--- Source data ---

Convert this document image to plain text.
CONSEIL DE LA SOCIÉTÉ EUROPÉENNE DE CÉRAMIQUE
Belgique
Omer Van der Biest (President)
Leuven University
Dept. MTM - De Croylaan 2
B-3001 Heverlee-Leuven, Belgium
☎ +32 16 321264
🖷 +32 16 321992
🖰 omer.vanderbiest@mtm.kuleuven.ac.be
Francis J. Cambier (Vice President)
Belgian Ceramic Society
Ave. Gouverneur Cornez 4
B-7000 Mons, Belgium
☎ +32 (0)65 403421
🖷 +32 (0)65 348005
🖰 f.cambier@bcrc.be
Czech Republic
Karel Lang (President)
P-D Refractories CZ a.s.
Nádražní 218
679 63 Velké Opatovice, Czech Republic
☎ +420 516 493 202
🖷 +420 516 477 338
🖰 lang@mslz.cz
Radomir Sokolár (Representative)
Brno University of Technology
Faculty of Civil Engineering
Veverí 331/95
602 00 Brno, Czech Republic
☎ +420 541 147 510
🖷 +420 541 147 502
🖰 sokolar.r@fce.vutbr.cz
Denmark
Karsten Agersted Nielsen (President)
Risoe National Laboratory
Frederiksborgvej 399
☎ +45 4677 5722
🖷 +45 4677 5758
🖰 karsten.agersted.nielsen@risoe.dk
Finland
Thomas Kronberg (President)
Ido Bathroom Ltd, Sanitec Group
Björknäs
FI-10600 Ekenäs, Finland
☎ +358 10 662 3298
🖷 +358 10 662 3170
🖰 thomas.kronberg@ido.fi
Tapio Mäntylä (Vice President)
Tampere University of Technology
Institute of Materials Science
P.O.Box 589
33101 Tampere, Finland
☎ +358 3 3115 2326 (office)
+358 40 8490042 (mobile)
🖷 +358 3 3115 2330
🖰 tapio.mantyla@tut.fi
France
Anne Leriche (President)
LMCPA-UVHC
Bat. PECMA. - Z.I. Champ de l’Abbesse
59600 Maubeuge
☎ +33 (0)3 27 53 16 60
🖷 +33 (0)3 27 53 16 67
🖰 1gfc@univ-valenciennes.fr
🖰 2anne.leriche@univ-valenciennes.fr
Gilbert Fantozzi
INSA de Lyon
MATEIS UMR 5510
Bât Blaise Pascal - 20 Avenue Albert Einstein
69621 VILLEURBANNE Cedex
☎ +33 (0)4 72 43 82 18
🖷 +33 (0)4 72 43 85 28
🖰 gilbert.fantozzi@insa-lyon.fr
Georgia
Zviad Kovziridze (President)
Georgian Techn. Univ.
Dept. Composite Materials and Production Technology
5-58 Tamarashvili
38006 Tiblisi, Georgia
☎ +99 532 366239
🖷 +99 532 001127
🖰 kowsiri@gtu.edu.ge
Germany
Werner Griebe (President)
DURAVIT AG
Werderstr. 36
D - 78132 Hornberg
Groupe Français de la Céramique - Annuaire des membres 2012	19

---

#### [What is required]
Every line in the data that holds "Tampere" should be copied out.

#### [Task result]
Tampere University of Technology
33101 Tampere, Finland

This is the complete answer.